• Work to be completed: State the number of lines in these records holding "turned". Say nothing more.

+ + + +

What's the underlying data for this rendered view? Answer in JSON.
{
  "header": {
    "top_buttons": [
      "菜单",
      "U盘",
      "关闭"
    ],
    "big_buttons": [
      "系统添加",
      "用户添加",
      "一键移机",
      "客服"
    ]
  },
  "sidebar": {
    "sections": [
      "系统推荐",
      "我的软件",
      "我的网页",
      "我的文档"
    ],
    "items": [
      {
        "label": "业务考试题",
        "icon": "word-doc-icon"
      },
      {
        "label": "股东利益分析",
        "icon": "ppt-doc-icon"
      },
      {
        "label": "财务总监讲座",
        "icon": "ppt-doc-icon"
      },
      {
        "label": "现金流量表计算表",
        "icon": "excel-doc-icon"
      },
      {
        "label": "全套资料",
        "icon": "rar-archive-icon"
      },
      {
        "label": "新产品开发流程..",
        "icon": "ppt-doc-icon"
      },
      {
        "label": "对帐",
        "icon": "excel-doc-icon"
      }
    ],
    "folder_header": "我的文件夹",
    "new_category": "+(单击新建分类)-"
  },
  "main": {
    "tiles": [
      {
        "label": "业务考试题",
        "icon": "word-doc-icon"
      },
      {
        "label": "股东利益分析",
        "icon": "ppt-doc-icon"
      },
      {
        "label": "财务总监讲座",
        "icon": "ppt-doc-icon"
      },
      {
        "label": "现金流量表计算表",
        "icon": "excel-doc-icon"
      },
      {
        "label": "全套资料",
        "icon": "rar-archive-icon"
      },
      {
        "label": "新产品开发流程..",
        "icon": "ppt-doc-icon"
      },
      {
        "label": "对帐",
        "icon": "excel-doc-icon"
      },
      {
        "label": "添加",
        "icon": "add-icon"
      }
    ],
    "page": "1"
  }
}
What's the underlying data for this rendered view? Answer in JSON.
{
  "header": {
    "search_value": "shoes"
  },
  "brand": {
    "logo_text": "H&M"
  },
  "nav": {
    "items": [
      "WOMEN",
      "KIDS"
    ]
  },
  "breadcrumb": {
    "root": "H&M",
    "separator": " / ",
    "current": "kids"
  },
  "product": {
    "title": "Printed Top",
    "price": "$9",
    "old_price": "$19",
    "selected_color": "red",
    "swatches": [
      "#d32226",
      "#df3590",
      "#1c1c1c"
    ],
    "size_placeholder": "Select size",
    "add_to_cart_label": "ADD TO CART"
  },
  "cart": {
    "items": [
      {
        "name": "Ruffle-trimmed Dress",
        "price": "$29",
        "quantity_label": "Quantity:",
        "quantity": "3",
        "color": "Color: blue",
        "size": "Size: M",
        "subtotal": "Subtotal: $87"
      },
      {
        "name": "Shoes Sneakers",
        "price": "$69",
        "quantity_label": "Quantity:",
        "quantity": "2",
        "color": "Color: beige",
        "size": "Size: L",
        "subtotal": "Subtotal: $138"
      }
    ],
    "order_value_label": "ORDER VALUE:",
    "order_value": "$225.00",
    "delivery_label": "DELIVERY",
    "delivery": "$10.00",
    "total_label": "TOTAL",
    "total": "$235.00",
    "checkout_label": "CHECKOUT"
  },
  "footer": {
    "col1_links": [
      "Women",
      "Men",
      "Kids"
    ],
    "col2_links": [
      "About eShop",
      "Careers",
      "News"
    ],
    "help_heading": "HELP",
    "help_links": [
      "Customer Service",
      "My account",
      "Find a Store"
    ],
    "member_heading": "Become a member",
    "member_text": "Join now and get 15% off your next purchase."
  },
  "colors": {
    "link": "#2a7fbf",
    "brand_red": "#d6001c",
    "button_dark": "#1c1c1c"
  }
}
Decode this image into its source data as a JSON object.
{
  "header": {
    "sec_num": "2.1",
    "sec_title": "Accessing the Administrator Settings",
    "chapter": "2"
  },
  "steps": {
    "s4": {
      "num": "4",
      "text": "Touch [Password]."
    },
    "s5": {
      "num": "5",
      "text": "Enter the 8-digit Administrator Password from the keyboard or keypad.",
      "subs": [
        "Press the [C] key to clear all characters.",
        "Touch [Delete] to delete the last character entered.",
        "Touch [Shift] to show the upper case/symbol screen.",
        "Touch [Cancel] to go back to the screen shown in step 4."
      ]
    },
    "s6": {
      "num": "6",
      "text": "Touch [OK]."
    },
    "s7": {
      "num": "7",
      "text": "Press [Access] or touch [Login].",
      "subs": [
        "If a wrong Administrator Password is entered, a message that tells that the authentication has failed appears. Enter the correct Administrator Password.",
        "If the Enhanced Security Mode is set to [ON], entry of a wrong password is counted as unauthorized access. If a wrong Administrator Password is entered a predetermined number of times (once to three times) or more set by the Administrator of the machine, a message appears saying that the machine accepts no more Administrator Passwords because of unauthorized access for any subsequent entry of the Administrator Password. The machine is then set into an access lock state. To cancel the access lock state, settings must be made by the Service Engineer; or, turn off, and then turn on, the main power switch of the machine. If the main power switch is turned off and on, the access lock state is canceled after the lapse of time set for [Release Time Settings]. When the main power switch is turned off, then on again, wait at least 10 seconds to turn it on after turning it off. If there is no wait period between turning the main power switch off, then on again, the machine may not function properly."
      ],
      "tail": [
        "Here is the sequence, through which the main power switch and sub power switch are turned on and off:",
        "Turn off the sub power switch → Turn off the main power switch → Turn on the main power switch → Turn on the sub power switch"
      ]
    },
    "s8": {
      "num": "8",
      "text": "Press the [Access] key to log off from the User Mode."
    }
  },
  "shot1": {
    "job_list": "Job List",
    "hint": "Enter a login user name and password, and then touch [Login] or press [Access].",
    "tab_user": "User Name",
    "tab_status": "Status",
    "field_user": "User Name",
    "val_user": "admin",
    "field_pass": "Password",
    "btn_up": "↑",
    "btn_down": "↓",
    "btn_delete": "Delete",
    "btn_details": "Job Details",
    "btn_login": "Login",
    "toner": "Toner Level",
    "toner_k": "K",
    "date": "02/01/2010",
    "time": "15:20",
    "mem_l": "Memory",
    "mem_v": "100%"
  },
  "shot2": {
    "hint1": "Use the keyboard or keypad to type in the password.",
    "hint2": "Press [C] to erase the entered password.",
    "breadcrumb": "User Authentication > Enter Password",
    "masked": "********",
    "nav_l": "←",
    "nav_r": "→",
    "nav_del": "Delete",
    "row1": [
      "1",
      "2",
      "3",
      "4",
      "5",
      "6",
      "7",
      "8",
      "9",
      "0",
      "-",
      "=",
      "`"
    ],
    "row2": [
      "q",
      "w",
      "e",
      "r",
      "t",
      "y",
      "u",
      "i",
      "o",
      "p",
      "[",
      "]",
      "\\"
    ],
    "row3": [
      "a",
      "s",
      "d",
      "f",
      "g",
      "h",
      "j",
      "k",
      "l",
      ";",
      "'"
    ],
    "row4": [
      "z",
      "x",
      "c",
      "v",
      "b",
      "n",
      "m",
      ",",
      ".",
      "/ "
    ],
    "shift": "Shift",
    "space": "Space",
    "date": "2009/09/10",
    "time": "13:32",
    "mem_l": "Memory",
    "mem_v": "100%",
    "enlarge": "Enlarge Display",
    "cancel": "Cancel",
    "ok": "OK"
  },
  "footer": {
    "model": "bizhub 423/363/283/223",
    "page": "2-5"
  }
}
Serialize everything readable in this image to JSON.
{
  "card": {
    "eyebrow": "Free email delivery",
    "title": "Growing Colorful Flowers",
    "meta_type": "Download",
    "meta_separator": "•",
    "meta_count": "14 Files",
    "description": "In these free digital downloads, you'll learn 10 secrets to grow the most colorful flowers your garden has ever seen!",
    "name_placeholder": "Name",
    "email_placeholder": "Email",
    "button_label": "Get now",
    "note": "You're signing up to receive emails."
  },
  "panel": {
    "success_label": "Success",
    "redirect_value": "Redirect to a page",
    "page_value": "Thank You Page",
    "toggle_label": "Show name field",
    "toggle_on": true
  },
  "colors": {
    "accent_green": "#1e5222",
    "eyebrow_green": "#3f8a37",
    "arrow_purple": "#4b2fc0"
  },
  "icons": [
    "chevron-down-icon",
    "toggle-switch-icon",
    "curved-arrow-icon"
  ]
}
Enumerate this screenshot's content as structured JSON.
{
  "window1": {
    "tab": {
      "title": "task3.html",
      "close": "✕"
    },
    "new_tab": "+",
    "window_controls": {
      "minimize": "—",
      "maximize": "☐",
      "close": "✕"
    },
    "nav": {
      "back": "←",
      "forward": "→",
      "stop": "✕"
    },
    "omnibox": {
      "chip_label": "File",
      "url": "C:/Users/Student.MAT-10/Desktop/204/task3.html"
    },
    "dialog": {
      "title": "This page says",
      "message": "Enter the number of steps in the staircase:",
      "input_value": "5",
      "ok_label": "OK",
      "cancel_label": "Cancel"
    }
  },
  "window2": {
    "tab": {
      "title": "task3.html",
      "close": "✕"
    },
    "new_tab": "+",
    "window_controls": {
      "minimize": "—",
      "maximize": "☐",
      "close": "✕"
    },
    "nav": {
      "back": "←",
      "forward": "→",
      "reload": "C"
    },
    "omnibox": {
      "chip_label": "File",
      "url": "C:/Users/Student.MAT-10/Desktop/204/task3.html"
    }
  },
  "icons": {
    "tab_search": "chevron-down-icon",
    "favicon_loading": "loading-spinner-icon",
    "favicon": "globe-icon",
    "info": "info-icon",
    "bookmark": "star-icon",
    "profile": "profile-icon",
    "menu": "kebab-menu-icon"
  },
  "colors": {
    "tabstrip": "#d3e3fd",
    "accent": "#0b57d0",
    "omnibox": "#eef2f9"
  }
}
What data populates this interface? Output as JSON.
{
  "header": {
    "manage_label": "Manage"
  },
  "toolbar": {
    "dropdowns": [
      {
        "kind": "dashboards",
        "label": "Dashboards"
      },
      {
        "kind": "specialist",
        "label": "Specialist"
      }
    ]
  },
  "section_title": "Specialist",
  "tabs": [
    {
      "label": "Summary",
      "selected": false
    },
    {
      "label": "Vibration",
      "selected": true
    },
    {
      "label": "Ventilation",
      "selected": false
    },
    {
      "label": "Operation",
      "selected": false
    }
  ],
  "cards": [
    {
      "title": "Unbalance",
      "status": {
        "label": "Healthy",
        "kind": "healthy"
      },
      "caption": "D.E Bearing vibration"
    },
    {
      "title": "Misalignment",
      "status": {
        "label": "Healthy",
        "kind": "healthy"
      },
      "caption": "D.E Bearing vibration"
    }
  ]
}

+ + + +

• Exercise response: 2